== Provided records ==
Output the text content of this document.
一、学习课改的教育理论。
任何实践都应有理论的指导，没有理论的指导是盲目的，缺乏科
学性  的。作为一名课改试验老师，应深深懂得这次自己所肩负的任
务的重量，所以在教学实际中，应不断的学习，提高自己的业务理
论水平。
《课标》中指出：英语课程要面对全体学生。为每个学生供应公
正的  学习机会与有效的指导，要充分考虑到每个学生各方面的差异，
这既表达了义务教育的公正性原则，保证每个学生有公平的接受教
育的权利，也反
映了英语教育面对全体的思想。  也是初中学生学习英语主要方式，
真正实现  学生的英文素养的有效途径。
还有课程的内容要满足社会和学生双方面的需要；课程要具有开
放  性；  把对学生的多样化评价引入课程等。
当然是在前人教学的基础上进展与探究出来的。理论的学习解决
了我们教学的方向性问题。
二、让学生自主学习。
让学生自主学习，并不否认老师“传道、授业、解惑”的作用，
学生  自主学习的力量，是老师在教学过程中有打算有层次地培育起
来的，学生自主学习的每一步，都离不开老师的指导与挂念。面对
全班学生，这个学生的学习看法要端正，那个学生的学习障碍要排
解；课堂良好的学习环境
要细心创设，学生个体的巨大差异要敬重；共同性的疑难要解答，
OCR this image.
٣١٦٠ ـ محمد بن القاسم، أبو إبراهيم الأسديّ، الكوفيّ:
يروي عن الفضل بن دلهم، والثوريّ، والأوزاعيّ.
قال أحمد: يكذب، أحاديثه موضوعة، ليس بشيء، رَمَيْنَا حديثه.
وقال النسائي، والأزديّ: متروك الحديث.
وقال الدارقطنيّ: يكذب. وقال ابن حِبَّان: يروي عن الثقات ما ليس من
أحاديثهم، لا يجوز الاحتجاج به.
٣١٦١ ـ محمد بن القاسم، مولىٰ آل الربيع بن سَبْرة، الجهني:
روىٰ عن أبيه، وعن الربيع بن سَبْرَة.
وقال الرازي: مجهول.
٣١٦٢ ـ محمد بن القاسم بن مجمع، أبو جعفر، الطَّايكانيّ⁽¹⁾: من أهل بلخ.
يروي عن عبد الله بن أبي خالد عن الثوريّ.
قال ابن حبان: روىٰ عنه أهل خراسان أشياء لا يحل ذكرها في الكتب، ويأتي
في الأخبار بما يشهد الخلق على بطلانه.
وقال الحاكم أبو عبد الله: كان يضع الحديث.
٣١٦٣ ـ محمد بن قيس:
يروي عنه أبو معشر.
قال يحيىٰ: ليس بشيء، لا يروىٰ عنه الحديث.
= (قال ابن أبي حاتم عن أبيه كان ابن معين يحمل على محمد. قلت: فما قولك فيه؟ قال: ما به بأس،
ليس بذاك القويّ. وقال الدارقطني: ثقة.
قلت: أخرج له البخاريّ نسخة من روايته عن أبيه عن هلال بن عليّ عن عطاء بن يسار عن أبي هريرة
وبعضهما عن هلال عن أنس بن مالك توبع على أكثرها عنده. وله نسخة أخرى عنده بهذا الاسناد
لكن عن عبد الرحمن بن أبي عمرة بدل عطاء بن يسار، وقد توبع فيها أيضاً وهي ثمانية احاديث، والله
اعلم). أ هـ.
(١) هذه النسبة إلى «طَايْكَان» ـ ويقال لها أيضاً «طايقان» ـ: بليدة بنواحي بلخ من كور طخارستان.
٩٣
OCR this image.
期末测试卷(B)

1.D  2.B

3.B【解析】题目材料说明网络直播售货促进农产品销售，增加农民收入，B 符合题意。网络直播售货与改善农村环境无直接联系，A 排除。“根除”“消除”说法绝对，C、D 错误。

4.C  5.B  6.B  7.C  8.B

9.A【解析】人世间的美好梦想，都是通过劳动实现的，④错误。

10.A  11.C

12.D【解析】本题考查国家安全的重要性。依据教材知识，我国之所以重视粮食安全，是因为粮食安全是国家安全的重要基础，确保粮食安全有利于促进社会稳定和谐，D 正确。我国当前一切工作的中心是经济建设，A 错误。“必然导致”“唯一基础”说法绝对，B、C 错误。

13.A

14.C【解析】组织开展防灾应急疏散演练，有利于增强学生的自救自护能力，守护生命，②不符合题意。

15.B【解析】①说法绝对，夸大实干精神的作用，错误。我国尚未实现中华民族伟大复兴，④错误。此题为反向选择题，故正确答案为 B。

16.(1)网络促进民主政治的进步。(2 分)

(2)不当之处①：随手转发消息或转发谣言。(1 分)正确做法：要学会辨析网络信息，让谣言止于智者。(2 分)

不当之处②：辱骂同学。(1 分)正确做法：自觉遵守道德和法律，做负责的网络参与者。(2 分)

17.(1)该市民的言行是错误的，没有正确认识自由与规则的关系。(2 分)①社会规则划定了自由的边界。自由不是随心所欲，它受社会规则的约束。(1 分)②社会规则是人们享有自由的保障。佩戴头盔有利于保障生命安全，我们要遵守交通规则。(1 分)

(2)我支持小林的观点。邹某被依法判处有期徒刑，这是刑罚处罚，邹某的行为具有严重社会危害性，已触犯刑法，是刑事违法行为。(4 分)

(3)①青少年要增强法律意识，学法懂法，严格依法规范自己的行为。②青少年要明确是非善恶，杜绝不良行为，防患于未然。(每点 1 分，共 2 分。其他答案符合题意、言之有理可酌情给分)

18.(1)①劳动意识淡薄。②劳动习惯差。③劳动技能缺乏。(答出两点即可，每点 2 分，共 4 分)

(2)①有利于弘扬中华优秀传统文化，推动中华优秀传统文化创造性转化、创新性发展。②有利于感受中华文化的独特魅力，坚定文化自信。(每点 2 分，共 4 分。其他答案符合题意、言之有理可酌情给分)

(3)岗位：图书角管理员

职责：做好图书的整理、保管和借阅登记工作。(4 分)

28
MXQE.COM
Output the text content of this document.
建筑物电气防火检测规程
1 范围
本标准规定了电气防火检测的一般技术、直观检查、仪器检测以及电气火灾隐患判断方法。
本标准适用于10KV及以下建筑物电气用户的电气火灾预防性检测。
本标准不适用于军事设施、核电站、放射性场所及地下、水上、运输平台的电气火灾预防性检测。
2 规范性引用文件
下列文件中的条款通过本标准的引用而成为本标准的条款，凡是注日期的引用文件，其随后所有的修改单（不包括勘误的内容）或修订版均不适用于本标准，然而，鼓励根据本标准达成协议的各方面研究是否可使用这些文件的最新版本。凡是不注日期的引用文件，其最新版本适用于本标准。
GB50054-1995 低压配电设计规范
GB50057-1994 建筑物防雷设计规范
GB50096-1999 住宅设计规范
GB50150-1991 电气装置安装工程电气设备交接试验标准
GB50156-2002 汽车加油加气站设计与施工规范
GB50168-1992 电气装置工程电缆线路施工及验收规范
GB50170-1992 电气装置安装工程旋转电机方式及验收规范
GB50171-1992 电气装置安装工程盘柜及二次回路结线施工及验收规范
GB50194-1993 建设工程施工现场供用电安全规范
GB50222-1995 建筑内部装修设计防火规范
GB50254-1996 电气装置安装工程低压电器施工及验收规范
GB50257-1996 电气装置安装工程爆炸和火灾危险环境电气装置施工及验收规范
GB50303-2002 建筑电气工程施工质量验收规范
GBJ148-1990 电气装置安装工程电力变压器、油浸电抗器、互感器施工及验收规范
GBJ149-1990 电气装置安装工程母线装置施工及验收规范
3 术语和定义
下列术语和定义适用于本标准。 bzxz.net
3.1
===
Filter the records above for "言之有理可酌情给分" and copy every matching line.

• The solution:
(3)①青少年要增强法律意识，学法懂法，严格依法规范自己的行为。②青少年要明确是非善恶，杜绝不良行为，防患于未然。(每点 1 分，共 2 分。其他答案符合题意、言之有理可酌情给分)
(2)①有利于弘扬中华优秀传统文化，推动中华优秀传统文化创造性转化、创新性发展。②有利于感受中华文化的独特魅力，坚定文化自信。(每点 2 分，共 4 分。其他答案符合题意、言之有理可酌情给分)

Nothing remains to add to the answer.